- Aim
Find the lines holding the string "binding" in the data, then copy all of them.

- Stored data

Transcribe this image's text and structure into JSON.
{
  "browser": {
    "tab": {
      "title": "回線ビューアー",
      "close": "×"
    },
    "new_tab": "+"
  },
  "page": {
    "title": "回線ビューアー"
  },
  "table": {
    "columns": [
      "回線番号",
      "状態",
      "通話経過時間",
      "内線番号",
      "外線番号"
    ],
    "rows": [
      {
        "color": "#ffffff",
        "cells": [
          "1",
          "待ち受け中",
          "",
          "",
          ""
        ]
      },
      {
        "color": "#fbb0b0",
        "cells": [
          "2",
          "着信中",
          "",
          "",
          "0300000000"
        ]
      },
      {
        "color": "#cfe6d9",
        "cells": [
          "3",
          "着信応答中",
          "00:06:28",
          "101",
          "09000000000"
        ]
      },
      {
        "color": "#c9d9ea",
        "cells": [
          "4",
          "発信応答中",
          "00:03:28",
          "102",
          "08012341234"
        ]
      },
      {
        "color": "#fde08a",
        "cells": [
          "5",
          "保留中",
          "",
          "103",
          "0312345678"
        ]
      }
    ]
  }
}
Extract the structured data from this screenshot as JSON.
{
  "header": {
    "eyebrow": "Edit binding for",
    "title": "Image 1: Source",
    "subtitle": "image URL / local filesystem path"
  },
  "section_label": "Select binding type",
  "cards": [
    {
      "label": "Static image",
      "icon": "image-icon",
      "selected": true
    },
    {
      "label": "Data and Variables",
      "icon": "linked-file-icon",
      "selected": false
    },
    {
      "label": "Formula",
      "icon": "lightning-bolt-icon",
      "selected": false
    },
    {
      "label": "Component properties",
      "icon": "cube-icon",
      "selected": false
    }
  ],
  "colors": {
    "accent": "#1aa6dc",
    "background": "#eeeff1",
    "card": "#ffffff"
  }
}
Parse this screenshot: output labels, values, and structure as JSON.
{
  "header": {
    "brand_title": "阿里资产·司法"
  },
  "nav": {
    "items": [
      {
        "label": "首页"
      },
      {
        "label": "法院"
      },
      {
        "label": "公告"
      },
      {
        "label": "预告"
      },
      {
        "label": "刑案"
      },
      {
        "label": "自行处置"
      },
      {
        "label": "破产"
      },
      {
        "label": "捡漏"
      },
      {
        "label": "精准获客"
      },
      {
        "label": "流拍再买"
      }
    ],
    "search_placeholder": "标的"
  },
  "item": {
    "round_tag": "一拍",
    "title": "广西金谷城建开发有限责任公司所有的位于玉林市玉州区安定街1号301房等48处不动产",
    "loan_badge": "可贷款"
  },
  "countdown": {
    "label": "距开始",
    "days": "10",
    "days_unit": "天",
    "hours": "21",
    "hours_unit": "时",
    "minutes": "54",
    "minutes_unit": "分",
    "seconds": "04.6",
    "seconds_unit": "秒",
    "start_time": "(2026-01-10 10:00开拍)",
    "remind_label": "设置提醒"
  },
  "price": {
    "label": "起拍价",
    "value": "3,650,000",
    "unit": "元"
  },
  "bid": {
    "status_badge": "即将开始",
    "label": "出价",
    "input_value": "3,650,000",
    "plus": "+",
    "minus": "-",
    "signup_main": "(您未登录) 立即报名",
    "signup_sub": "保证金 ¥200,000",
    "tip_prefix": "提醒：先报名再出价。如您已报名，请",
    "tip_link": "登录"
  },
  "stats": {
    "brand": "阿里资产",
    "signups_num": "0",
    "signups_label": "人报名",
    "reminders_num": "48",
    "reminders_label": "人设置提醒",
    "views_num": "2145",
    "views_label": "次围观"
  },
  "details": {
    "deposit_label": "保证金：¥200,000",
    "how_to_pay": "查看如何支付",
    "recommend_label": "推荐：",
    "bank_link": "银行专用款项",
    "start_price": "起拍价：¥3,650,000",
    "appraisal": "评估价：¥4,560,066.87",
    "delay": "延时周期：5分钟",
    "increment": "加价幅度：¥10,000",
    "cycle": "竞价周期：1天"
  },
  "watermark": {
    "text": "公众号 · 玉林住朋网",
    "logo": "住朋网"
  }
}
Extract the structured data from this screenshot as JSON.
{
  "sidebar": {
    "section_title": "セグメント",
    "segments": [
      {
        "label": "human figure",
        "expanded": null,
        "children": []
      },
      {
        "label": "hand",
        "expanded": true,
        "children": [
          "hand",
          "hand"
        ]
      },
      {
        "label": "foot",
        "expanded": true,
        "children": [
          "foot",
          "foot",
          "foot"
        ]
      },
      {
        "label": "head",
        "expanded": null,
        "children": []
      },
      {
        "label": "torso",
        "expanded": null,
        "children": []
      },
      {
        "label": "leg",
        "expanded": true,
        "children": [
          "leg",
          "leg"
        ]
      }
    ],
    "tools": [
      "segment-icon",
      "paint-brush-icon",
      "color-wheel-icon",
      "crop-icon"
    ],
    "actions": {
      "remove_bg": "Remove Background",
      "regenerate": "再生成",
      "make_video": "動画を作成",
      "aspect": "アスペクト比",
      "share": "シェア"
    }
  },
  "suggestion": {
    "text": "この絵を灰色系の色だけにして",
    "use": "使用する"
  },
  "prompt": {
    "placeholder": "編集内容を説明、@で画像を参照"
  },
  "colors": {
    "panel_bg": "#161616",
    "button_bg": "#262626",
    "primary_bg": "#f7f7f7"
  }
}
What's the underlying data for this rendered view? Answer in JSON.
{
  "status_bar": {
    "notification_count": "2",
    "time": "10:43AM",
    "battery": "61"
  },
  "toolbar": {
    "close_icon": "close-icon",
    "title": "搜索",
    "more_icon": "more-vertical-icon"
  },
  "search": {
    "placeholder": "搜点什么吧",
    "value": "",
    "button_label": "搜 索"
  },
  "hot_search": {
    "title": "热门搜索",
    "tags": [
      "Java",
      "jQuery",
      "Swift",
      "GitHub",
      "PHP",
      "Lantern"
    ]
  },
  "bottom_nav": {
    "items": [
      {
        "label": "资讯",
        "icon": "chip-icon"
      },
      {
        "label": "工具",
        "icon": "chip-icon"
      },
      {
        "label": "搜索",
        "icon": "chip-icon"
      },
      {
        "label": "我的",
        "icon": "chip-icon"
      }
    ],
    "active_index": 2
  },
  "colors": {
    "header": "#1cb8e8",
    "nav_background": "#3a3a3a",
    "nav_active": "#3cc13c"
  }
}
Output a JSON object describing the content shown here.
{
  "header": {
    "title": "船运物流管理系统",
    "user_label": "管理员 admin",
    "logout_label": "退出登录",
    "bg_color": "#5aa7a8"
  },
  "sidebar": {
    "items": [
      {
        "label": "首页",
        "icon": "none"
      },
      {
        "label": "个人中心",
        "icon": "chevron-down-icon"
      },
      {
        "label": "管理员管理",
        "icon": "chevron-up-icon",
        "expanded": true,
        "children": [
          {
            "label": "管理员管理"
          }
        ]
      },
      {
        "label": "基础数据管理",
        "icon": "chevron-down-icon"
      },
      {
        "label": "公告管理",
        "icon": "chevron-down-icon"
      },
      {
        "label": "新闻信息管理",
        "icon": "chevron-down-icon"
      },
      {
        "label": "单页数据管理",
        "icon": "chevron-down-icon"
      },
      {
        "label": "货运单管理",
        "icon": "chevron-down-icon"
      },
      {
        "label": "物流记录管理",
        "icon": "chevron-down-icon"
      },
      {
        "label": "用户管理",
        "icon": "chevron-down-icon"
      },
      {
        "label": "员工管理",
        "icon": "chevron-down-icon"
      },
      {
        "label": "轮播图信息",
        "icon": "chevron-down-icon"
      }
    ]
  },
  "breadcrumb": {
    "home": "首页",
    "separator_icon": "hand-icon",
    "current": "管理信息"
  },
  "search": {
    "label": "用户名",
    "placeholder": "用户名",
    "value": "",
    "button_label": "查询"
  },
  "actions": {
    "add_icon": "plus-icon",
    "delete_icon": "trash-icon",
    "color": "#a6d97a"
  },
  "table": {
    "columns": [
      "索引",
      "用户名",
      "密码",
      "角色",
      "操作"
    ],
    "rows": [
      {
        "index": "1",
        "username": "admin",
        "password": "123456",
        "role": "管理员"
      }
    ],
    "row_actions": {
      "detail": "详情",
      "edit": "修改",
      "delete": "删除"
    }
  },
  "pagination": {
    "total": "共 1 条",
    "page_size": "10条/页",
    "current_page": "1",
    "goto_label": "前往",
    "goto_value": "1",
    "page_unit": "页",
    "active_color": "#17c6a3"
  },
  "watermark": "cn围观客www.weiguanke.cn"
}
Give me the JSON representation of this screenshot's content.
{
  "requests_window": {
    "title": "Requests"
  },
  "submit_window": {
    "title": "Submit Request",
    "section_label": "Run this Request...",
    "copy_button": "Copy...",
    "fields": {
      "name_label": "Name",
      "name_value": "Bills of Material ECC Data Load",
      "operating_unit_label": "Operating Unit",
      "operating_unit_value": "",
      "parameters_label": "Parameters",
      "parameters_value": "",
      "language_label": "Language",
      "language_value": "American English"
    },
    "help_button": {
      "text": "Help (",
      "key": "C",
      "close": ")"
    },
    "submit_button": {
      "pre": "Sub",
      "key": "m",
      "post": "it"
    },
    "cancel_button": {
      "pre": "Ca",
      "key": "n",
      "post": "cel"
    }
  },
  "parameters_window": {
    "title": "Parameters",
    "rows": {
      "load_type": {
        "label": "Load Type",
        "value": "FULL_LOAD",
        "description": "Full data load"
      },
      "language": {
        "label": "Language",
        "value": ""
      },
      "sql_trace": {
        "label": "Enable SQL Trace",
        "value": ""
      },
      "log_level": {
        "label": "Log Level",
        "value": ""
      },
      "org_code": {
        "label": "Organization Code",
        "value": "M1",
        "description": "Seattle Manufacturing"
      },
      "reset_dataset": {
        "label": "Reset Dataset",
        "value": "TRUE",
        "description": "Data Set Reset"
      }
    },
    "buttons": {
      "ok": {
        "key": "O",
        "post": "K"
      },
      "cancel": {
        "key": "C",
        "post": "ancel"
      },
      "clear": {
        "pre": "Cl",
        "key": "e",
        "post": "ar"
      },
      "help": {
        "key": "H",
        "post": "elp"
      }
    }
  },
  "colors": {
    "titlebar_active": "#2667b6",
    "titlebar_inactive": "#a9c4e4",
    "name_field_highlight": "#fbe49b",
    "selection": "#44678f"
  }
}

- Correct result
    "eyebrow": "Edit binding for",
  "section_label": "Select binding type",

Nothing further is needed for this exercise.